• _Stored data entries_
## BEGIN

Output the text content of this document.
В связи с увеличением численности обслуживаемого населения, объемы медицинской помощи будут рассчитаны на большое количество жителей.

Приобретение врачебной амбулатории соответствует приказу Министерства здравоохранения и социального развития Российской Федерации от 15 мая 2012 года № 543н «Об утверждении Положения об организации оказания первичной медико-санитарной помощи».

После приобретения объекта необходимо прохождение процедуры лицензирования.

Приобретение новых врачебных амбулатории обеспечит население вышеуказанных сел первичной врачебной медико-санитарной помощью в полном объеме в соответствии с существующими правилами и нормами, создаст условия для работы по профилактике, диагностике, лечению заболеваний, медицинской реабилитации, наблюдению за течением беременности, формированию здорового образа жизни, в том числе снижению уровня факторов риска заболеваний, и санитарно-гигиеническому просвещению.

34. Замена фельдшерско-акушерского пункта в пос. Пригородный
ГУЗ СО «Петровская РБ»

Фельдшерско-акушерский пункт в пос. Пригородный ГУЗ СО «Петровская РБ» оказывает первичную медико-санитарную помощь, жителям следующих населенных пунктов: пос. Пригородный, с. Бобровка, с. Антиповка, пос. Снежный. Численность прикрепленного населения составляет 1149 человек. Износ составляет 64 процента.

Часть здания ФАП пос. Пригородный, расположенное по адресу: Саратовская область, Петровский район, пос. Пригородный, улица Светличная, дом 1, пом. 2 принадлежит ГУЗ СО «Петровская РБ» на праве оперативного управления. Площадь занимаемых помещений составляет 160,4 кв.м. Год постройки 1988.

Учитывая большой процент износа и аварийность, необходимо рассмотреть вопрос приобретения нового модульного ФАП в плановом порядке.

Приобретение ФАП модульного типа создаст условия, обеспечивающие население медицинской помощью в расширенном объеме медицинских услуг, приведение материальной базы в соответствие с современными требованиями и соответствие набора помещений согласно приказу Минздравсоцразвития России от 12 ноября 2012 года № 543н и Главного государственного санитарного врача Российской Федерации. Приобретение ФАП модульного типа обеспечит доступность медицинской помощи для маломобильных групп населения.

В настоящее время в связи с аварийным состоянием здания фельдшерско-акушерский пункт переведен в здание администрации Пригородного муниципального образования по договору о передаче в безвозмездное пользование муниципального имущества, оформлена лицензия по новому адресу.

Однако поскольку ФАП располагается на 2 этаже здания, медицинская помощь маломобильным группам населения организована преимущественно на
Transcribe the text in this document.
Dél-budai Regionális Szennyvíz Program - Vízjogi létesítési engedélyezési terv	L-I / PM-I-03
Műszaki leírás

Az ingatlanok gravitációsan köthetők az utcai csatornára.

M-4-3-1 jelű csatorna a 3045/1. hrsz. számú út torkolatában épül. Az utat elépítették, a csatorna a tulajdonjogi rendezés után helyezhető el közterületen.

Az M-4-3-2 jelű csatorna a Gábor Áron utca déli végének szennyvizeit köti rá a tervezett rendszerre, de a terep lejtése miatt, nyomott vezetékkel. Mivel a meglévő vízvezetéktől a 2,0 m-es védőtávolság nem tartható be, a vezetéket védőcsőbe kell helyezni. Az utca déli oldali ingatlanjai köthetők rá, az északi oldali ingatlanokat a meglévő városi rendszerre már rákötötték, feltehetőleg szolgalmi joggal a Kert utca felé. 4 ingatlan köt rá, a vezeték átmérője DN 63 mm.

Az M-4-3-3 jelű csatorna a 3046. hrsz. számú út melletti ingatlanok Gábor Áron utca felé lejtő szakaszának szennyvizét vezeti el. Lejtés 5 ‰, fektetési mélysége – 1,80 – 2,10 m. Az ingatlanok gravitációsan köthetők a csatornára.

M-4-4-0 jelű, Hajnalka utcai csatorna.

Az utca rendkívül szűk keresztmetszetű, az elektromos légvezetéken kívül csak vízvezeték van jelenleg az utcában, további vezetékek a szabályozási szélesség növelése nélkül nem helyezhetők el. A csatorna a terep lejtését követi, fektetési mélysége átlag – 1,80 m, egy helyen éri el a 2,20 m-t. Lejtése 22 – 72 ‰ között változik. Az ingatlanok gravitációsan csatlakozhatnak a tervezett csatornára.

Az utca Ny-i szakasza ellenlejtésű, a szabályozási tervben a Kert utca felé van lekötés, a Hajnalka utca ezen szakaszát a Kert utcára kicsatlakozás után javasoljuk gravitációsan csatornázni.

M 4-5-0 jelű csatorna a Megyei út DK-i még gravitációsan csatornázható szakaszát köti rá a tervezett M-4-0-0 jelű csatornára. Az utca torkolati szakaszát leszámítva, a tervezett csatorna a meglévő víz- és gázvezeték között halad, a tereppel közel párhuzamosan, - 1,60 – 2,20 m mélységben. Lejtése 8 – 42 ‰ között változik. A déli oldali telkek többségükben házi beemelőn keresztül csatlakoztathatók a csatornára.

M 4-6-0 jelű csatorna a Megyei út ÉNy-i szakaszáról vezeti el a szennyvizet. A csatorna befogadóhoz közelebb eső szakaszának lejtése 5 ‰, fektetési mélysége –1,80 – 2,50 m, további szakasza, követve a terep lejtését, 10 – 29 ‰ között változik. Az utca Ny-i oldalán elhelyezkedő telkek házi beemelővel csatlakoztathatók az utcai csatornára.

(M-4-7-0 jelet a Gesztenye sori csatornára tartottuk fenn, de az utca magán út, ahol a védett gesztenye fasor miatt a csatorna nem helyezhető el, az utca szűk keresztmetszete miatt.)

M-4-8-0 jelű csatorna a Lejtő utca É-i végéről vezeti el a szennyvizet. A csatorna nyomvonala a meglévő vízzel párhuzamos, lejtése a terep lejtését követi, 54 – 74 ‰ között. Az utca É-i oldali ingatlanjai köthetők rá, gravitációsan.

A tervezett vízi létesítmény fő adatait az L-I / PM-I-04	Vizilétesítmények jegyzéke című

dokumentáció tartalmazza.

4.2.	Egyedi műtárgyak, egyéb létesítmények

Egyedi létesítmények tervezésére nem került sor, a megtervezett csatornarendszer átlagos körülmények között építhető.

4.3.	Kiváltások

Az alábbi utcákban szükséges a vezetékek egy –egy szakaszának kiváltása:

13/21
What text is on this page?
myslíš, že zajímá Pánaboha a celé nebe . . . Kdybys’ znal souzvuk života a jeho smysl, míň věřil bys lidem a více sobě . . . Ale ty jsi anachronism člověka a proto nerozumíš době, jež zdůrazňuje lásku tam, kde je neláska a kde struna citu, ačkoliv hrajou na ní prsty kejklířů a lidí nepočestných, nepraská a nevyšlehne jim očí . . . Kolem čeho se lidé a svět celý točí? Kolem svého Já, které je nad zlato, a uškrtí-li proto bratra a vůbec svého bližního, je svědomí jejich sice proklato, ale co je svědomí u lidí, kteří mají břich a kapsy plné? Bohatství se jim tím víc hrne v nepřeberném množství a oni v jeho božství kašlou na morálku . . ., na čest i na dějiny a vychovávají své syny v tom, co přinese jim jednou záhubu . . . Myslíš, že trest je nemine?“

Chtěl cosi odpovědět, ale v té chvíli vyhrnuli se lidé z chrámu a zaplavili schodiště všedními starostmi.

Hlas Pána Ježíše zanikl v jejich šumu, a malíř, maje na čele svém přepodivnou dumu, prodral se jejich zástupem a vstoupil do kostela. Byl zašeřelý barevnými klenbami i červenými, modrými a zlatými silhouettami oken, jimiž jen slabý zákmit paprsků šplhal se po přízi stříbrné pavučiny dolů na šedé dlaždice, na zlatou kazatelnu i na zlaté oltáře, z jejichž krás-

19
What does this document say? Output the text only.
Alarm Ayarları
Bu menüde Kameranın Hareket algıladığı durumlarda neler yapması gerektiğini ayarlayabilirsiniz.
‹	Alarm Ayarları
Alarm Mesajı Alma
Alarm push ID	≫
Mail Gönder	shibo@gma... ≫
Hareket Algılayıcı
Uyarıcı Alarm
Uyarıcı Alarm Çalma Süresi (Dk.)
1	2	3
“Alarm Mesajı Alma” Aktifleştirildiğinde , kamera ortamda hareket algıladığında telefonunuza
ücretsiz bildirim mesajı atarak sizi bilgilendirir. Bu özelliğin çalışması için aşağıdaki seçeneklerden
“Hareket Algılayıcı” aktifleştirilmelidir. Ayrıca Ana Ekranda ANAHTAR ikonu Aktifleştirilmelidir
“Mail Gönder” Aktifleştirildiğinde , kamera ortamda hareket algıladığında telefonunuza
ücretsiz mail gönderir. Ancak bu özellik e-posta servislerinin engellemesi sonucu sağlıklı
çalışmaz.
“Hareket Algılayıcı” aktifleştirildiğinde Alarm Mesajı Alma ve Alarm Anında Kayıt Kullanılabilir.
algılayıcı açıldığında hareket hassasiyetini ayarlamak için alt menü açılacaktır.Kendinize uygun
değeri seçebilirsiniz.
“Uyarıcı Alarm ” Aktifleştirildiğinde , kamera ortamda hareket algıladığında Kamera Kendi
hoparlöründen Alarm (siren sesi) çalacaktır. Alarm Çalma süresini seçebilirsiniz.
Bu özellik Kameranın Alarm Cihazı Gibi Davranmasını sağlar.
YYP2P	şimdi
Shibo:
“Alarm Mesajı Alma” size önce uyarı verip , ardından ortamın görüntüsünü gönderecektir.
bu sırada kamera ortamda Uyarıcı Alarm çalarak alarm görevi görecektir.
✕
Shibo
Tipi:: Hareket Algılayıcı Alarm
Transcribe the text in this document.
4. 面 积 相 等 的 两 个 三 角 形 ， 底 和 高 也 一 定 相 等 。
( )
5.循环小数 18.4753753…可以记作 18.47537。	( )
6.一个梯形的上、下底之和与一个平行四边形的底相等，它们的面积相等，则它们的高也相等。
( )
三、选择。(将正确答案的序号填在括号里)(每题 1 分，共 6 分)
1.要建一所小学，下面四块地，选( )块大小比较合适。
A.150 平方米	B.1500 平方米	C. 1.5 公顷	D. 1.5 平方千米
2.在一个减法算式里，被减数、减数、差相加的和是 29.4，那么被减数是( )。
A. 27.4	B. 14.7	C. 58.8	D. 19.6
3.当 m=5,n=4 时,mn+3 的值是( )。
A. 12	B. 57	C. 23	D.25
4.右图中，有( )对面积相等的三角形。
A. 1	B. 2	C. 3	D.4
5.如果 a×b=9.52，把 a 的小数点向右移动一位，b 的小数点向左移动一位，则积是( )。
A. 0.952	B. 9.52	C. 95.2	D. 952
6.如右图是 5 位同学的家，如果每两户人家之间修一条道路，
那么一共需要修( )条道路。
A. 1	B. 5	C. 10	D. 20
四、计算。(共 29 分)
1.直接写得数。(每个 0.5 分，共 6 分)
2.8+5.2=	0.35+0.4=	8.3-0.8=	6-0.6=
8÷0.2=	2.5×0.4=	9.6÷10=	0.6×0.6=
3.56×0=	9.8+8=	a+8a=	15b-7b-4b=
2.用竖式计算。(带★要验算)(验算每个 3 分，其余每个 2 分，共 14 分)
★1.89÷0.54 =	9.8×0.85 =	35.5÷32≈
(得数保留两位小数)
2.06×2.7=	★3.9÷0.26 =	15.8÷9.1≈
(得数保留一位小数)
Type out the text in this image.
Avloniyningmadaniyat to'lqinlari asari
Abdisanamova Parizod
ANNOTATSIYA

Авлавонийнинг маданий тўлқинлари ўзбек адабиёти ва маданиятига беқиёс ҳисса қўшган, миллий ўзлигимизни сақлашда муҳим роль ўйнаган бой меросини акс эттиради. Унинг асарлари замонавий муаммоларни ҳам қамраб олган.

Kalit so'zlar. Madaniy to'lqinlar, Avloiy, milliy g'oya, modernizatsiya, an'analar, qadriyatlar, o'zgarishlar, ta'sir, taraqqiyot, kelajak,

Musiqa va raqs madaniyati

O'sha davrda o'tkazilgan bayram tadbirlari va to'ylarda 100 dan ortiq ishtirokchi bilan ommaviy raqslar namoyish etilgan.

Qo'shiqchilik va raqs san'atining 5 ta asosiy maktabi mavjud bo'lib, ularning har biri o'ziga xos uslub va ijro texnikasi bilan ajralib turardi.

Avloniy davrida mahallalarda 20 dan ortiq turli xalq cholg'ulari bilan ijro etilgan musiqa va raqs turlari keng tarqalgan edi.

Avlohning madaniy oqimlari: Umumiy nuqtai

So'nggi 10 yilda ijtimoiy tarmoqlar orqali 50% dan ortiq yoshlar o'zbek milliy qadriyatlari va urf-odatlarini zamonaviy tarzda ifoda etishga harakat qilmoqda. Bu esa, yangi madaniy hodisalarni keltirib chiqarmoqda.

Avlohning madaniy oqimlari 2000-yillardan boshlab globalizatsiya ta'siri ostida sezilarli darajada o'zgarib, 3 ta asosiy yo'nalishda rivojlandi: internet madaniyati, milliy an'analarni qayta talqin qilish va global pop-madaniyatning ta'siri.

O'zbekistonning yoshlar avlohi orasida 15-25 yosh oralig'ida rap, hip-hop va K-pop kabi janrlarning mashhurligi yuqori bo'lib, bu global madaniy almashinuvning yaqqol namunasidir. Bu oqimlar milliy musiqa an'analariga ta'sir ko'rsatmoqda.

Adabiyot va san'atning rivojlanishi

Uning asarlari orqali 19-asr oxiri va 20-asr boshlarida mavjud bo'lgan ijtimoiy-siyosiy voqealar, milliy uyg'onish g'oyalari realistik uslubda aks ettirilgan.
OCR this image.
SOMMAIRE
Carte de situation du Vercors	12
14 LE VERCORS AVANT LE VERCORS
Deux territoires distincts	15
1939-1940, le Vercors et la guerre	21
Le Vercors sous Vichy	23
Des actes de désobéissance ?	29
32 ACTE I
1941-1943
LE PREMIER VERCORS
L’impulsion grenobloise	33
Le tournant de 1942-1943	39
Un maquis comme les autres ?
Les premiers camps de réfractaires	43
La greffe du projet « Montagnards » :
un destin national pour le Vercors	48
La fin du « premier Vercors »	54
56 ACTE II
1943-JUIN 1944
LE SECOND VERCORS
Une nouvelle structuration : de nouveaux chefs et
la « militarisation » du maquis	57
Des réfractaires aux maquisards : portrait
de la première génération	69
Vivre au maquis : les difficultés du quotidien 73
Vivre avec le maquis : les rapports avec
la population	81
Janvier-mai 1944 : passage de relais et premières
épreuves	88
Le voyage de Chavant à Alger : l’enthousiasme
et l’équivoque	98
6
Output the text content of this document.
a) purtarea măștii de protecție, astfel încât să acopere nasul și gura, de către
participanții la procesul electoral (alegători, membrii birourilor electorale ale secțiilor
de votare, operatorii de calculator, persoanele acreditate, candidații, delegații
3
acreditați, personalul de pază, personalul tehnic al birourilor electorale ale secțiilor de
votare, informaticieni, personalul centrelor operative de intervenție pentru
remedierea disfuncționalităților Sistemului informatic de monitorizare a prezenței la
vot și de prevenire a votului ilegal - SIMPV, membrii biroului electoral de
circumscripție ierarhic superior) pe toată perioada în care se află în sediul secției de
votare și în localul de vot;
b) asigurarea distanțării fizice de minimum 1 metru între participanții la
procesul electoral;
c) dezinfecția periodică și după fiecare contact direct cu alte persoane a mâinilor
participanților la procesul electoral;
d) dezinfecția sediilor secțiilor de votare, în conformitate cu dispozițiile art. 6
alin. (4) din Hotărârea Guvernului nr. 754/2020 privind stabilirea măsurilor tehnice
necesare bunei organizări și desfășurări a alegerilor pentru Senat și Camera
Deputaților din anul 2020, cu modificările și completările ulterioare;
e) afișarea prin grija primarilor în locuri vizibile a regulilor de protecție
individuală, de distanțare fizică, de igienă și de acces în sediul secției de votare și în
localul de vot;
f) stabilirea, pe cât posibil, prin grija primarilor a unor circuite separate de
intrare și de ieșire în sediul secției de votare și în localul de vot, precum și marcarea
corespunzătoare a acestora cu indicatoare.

## END

• _Task details_
How many lines of the entries above hold the string "számú"? Reply with the number alone.

• _Response to the exercise_
2